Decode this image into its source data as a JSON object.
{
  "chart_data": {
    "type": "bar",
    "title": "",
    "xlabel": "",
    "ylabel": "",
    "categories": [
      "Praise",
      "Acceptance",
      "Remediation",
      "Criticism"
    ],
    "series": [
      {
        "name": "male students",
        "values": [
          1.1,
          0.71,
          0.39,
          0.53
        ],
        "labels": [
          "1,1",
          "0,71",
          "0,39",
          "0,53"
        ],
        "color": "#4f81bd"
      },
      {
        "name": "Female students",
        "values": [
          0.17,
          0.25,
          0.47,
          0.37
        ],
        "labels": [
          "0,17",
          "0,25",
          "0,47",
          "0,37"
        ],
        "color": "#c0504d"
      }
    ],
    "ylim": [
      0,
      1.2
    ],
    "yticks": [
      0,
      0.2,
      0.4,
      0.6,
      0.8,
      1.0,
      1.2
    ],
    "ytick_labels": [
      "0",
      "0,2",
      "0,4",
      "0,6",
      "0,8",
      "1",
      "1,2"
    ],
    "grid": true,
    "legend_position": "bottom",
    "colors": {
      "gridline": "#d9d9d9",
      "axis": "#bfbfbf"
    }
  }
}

━━━━

[What to produce]: Write out every record verbatim.

[Output of the exercise]:
Decode this image into its source data as a JSON object.
{
  "chart_data": {
    "type": "bar",
    "title": "",
    "xlabel": "",
    "ylabel": "",
    "categories": [
      "Praise",
      "Acceptance",
      "Remediation",
      "Criticism"
    ],
    "series": [
      {
        "name": "male students",
        "values": [
          1.1,
          0.71,
          0.39,
          0.53
        ],
        "labels": [
          "1,1",
          "0,71",
          "0,39",
          "0,53"
        ],
        "color": "#4f81bd"
      },
      {
        "name": "Female students",
        "values": [
          0.17,
          0.25,
          0.47,
          0.37
        ],
        "labels": [
          "0,17",
          "0,25",
          "0,47",
          "0,37"
        ],
        "color": "#c0504d"
      }
    ],
    "ylim": [
      0,
      1.2
    ],
    "yticks": [
      0,
      0.2,
      0.4,
      0.6,
      0.8,
      1.0,
      1.2
    ],
    "ytick_labels": [
      "0",
      "0,2",
      "0,4",
      "0,6",
      "0,8",
      "1",
      "1,2"
    ],
    "grid": true,
    "legend_position": "bottom",
    "colors": {
      "gridline": "#d9d9d9",
      "axis": "#bfbfbf"
    }
  }
}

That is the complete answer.